──────── Dataset records ────────
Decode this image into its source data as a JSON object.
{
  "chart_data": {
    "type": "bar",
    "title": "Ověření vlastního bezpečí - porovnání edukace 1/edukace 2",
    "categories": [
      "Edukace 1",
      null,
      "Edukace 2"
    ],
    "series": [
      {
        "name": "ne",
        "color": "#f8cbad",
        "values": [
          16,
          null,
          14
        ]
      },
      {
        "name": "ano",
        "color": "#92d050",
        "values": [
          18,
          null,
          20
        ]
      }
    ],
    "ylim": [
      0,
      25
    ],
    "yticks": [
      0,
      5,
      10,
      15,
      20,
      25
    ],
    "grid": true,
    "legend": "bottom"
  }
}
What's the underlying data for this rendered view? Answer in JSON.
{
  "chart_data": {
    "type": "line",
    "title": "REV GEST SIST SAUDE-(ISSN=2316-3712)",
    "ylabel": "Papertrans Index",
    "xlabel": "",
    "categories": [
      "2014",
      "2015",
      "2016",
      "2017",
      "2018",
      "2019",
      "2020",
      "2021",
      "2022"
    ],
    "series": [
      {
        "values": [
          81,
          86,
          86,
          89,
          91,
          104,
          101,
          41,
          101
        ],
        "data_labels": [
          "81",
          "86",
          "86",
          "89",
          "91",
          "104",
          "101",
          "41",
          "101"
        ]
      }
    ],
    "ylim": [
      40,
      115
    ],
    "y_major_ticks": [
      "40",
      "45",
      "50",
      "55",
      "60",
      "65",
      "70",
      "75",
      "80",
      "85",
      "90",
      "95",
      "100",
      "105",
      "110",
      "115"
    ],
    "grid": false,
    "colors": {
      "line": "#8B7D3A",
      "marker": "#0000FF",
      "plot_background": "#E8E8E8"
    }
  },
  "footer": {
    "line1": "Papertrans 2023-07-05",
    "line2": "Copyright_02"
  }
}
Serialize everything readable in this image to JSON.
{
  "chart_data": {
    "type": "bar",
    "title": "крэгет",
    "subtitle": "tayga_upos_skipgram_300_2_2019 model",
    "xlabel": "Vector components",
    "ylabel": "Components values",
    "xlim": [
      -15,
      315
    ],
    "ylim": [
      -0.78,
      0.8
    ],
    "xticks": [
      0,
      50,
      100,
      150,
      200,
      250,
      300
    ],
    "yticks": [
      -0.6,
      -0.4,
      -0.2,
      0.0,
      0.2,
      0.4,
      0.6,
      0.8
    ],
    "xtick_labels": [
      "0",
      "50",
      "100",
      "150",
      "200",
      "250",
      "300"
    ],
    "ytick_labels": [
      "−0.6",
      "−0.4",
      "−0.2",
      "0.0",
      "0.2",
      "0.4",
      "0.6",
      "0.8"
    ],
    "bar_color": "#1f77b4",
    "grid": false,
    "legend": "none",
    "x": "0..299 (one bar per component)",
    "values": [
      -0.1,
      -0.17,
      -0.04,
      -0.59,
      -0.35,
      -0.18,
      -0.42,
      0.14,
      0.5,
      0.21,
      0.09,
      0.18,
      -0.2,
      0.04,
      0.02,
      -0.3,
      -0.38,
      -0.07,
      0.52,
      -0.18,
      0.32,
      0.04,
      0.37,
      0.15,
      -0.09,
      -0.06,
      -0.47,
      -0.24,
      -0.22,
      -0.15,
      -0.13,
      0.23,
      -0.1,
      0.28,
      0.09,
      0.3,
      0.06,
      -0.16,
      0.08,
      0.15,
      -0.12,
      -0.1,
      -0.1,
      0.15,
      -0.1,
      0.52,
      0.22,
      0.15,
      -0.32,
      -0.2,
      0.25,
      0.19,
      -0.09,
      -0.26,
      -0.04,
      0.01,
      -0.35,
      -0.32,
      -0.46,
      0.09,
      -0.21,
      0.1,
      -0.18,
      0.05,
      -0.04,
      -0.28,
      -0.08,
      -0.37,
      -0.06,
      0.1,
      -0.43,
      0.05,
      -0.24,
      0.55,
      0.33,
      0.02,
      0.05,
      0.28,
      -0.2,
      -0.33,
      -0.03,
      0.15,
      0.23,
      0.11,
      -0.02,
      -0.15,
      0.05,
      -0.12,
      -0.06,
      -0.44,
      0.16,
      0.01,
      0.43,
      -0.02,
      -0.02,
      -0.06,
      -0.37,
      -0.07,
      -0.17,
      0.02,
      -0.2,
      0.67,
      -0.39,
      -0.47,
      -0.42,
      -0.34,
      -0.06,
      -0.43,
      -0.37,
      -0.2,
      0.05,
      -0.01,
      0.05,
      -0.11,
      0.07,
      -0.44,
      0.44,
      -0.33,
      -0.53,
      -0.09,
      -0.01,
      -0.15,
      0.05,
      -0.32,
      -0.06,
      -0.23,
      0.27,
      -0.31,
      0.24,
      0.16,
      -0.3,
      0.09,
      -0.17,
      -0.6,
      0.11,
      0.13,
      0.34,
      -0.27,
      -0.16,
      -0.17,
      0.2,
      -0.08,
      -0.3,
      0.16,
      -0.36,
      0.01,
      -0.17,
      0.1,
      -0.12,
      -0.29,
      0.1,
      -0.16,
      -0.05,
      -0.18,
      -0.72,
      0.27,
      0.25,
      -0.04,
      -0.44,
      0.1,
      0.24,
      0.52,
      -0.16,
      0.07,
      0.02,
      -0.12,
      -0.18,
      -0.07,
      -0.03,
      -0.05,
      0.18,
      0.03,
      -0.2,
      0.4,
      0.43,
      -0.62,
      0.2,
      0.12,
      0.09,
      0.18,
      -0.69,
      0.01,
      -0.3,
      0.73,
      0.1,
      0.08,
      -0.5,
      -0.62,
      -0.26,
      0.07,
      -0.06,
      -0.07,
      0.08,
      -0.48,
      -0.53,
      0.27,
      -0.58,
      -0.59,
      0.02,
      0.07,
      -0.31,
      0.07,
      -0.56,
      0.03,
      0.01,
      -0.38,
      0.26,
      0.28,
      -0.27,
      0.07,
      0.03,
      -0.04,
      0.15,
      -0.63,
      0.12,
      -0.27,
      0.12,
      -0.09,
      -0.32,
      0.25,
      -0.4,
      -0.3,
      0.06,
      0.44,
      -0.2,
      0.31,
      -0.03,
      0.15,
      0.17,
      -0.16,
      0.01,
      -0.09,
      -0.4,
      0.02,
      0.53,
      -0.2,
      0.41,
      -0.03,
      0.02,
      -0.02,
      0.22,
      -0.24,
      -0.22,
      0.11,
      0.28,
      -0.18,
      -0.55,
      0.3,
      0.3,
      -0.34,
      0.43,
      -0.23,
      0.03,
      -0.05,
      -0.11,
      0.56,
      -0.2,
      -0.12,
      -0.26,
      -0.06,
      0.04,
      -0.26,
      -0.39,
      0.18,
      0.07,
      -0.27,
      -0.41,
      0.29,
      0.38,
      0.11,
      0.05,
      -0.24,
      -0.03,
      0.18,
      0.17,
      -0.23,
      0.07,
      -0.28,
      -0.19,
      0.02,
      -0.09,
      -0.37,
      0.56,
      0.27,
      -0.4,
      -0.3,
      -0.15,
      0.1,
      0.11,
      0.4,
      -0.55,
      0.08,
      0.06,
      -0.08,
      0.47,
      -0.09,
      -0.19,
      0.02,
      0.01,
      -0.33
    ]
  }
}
────────
- Brief
Take every line above carrying "Papertrans" and return it.

- Response to the task
    "ylabel": "Papertrans Index",
    "line1": "Papertrans 2023-07-05",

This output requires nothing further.